| WHAT YOU SHOULD DO |
Copy all of the material word for word, except for the pictures.

| DATA EXCERPTS |

begin

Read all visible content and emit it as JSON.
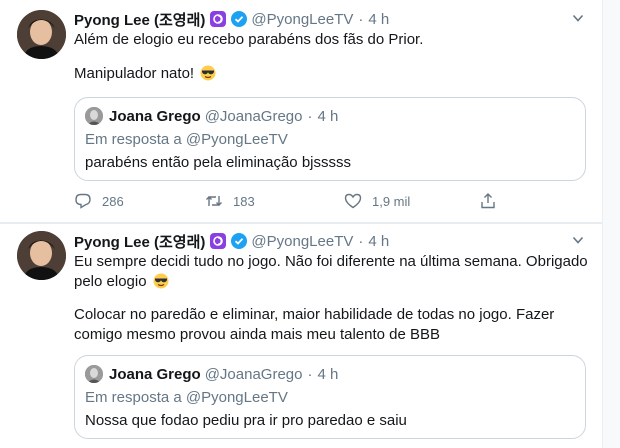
{
  "tweets": [
    {
      "name": "Pyong Lee (조영래)",
      "handle": "@PyongLeeTV",
      "time": "4 h",
      "paragraphs": [
        "Além de elogio eu recebo parabéns dos fãs do Prior.",
        "Manipulador nato!"
      ],
      "emoji": "smiling-face-with-sunglasses",
      "quote": {
        "name": "Joana Grego",
        "handle": "@JoanaGrego",
        "time": "4 h",
        "reply_to": "Em resposta a @PyongLeeTV",
        "text": "parabéns então pela eliminação bjsssss"
      },
      "actions": {
        "replies": "286",
        "retweets": "183",
        "likes": "1,9 mil"
      }
    },
    {
      "name": "Pyong Lee (조영래)",
      "handle": "@PyongLeeTV",
      "time": "4 h",
      "paragraphs": [
        "Eu sempre decidi tudo no jogo. Não foi diferente na última semana. Obrigado pelo elogio",
        "Colocar no paredão e eliminar, maior habilidade de todas no jogo. Fazer comigo mesmo provou ainda mais meu talento de BBB"
      ],
      "emoji": "smiling-face-with-sunglasses",
      "quote": {
        "name": "Joana Grego",
        "handle": "@JoanaGrego",
        "time": "4 h",
        "reply_to": "Em resposta a @PyongLeeTV",
        "text": "Nossa que fodao pediu pra ir pro paredao e saiu"
      }
    }
  ],
  "separator": "·",
  "colors": {
    "verified": "#1da1f2",
    "ig_badge": "#8a3fe3",
    "muted": "#657786"
  }
}
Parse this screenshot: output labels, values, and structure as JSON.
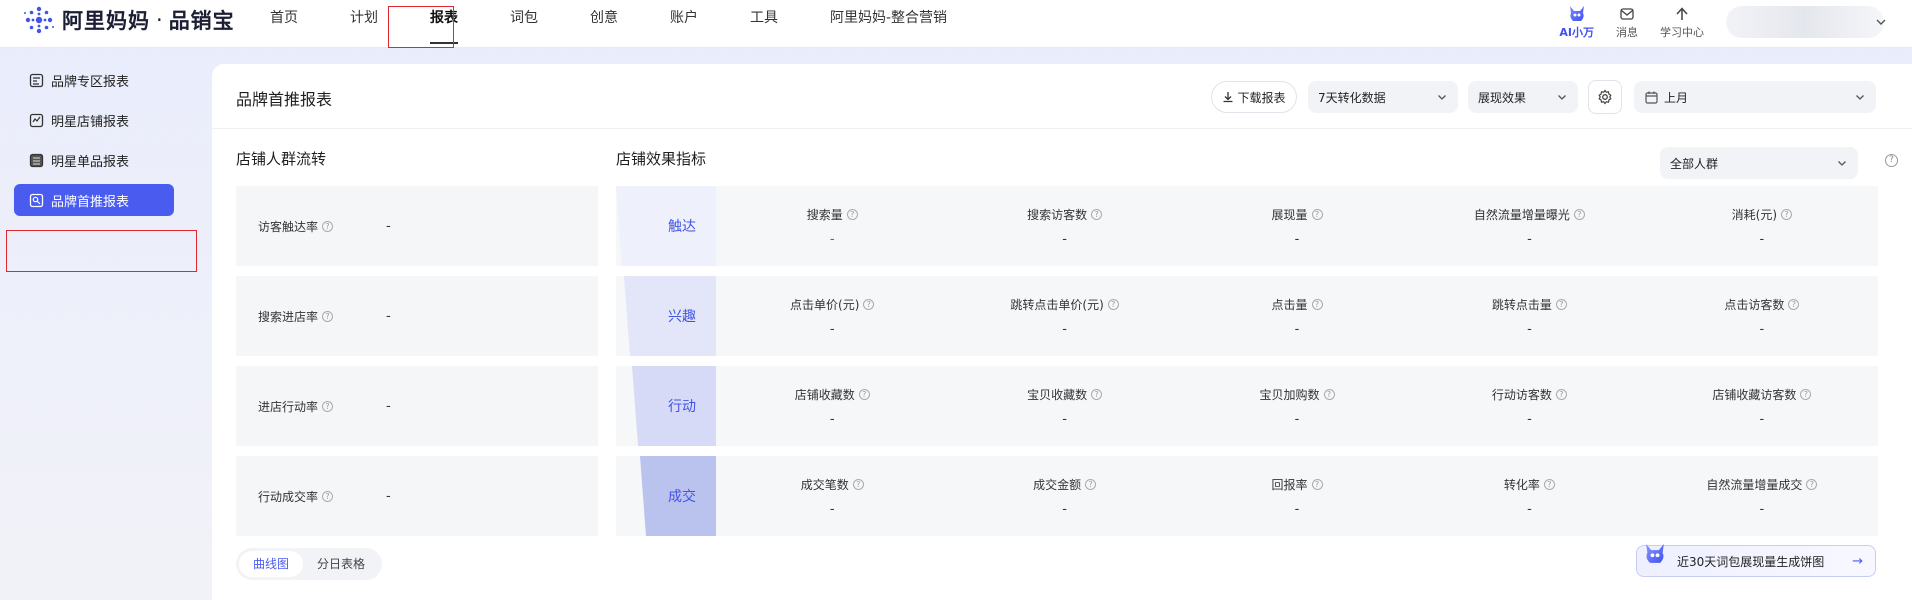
{
  "brand": {
    "name": "阿里妈妈",
    "separator": "·",
    "product": "品销宝"
  },
  "nav": {
    "items": [
      {
        "label": "首页"
      },
      {
        "label": "计划"
      },
      {
        "label": "报表"
      },
      {
        "label": "词包"
      },
      {
        "label": "创意"
      },
      {
        "label": "账户"
      },
      {
        "label": "工具"
      },
      {
        "label": "阿里妈妈-整合营销"
      }
    ],
    "active_index": 2
  },
  "top_right": {
    "ai_label": "AI小万",
    "messages_label": "消息",
    "learning_label": "学习中心"
  },
  "sidebar": {
    "items": [
      {
        "label": "品牌专区报表",
        "icon": "report-icon"
      },
      {
        "label": "明星店铺报表",
        "icon": "store-report-icon"
      },
      {
        "label": "明星单品报表",
        "icon": "product-report-icon"
      },
      {
        "label": "品牌首推报表",
        "icon": "brand-report-icon"
      }
    ],
    "active_index": 3
  },
  "panel": {
    "title": "品牌首推报表",
    "download_label": "下载报表",
    "conversion_select": "7天转化数据",
    "effect_select": "展现效果",
    "date_select": "上月",
    "crowd_select": "全部人群"
  },
  "funnel": {
    "title": "店铺人群流转",
    "rows": [
      {
        "label": "访客触达率",
        "value": "-"
      },
      {
        "label": "搜索进店率",
        "value": "-"
      },
      {
        "label": "进店行动率",
        "value": "-"
      },
      {
        "label": "行动成交率",
        "value": "-"
      }
    ]
  },
  "metrics": {
    "title": "店铺效果指标",
    "stages": [
      {
        "label": "触达",
        "color": "#eef0fb",
        "items": [
          {
            "name": "搜索量",
            "value": "-"
          },
          {
            "name": "搜索访客数",
            "value": "-"
          },
          {
            "name": "展现量",
            "value": "-"
          },
          {
            "name": "自然流量增量曝光",
            "value": "-"
          },
          {
            "name": "消耗(元)",
            "value": "-"
          }
        ]
      },
      {
        "label": "兴趣",
        "color": "#e3e6f8",
        "items": [
          {
            "name": "点击单价(元)",
            "value": "-"
          },
          {
            "name": "跳转点击单价(元)",
            "value": "-"
          },
          {
            "name": "点击量",
            "value": "-"
          },
          {
            "name": "跳转点击量",
            "value": "-"
          },
          {
            "name": "点击访客数",
            "value": "-"
          }
        ]
      },
      {
        "label": "行动",
        "color": "#d6daf6",
        "items": [
          {
            "name": "店铺收藏数",
            "value": "-"
          },
          {
            "name": "宝贝收藏数",
            "value": "-"
          },
          {
            "name": "宝贝加购数",
            "value": "-"
          },
          {
            "name": "行动访客数",
            "value": "-"
          },
          {
            "name": "店铺收藏访客数",
            "value": "-"
          }
        ]
      },
      {
        "label": "成交",
        "color": "#bac2ee",
        "items": [
          {
            "name": "成交笔数",
            "value": "-"
          },
          {
            "name": "成交金额",
            "value": "-"
          },
          {
            "name": "回报率",
            "value": "-"
          },
          {
            "name": "转化率",
            "value": "-"
          },
          {
            "name": "自然流量增量成交",
            "value": "-"
          }
        ]
      }
    ]
  },
  "bottom": {
    "tabs": [
      {
        "label": "曲线图"
      },
      {
        "label": "分日表格"
      }
    ],
    "active_tab": 0,
    "ai_suggestion": "近30天词包展现量生成饼图",
    "ai_arrow": "→"
  },
  "colors": {
    "accent": "#4a5cf0",
    "highlight_box": "#e0282e"
  }
}
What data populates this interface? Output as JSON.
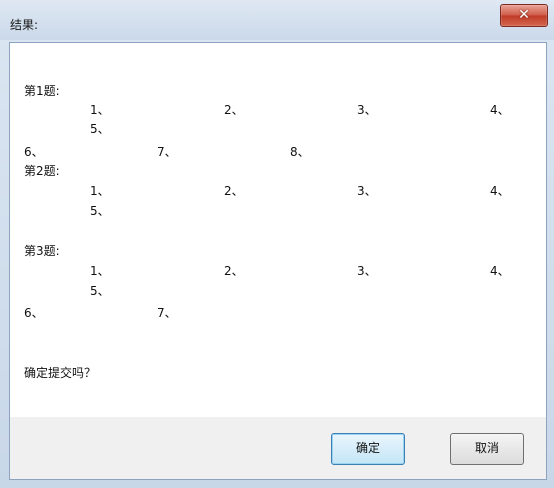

end

| ANSWER TO THE PROBLEM |
Read all visible content and emit it as JSON.
{
  "tweets": [
    {
      "name": "Pyong Lee (조영래)",
      "handle": "@PyongLeeTV",
      "time": "4 h",
      "paragraphs": [
        "Além de elogio eu recebo parabéns dos fãs do Prior.",
        "Manipulador nato!"
      ],
      "emoji": "smiling-face-with-sunglasses",
      "quote": {
        "name": "Joana Grego",
        "handle": "@JoanaGrego",
        "time": "4 h",
        "reply_to": "Em resposta a @PyongLeeTV",
        "text": "parabéns então pela eliminação bjsssss"
      },
      "actions": {
        "replies": "286",
        "retweets": "183",
        "likes": "1,9 mil"
      }
    },
    {
      "name": "Pyong Lee (조영래)",
      "handle": "@PyongLeeTV",
      "time": "4 h",
      "paragraphs": [
        "Eu sempre decidi tudo no jogo. Não foi diferente na última semana. Obrigado pelo elogio",
        "Colocar no paredão e eliminar, maior habilidade de todas no jogo. Fazer comigo mesmo provou ainda mais meu talento de BBB"
      ],
      "emoji": "smiling-face-with-sunglasses",
      "quote": {
        "name": "Joana Grego",
        "handle": "@JoanaGrego",
        "time": "4 h",
        "reply_to": "Em resposta a @PyongLeeTV",
        "text": "Nossa que fodao pediu pra ir pro paredao e saiu"
      }
    }
  ],
  "separator": "·",
  "colors": {
    "verified": "#1da1f2",
    "ig_badge": "#8a3fe3",
    "muted": "#657786"
  }
}
Parse this screenshot: output labels, values, and structure as JSON.
{
  "brand": {
    "name": "阿里妈妈",
    "separator": "·",
    "product": "品销宝"
  },
  "nav": {
    "items": [
      {
        "label": "首页"
      },
      {
        "label": "计划"
      },
      {
        "label": "报表"
      },
      {
        "label": "词包"
      },
      {
        "label": "创意"
      },
      {
        "label": "账户"
      },
      {
        "label": "工具"
      },
      {
        "label": "阿里妈妈-整合营销"
      }
    ],
    "active_index": 2
  },
  "top_right": {
    "ai_label": "AI小万",
    "messages_label": "消息",
    "learning_label": "学习中心"
  },
  "sidebar": {
    "items": [
      {
        "label": "品牌专区报表",
        "icon": "report-icon"
      },
      {
        "label": "明星店铺报表",
        "icon": "store-report-icon"
      },
      {
        "label": "明星单品报表",
        "icon": "product-report-icon"
      },
      {
        "label": "品牌首推报表",
        "icon": "brand-report-icon"
      }
    ],
    "active_index": 3
  },
  "panel": {
    "title": "品牌首推报表",
    "download_label": "下载报表",
    "conversion_select": "7天转化数据",
    "effect_select": "展现效果",
    "date_select": "上月",
    "crowd_select": "全部人群"
  },
  "funnel": {
    "title": "店铺人群流转",
    "rows": [
      {
        "label": "访客触达率",
        "value": "-"
      },
      {
        "label": "搜索进店率",
        "value": "-"
      },
      {
        "label": "进店行动率",
        "value": "-"
      },
      {
        "label": "行动成交率",
        "value": "-"
      }
    ]
  },
  "metrics": {
    "title": "店铺效果指标",
    "stages": [
      {
        "label": "触达",
        "color": "#eef0fb",
        "items": [
          {
            "name": "搜索量",
            "value": "-"
          },
          {
            "name": "搜索访客数",
            "value": "-"
          },
          {
            "name": "展现量",
            "value": "-"
          },
          {
            "name": "自然流量增量曝光",
            "value": "-"
          },
          {
            "name": "消耗(元)",
            "value": "-"
          }
        ]
      },
      {
        "label": "兴趣",
        "color": "#e3e6f8",
        "items": [
          {
            "name": "点击单价(元)",
            "value": "-"
          },
          {
            "name": "跳转点击单价(元)",
            "value": "-"
          },
          {
            "name": "点击量",
            "value": "-"
          },
          {
            "name": "跳转点击量",
            "value": "-"
          },
          {
            "name": "点击访客数",
            "value": "-"
          }
        ]
      },
      {
        "label": "行动",
        "color": "#d6daf6",
        "items": [
          {
            "name": "店铺收藏数",
            "value": "-"
          },
          {
            "name": "宝贝收藏数",
            "value": "-"
          },
          {
            "name": "宝贝加购数",
            "value": "-"
          },
          {
            "name": "行动访客数",
            "value": "-"
          },
          {
            "name": "店铺收藏访客数",
            "value": "-"
          }
        ]
      },
      {
        "label": "成交",
        "color": "#bac2ee",
        "items": [
          {
            "name": "成交笔数",
            "value": "-"
          },
          {
            "name": "成交金额",
            "value": "-"
          },
          {
            "name": "回报率",
            "value": "-"
          },
          {
            "name": "转化率",
            "value": "-"
          },
          {
            "name": "自然流量增量成交",
            "value": "-"
          }
        ]
      }
    ]
  },
  "bottom": {
    "tabs": [
      {
        "label": "曲线图"
      },
      {
        "label": "分日表格"
      }
    ],
    "active_tab": 0,
    "ai_suggestion": "近30天词包展现量生成饼图",
    "ai_arrow": "→"
  },
  "colors": {
    "accent": "#4a5cf0",
    "highlight_box": "#e0282e"
  }
}
What data populates this interface? Output as JSON.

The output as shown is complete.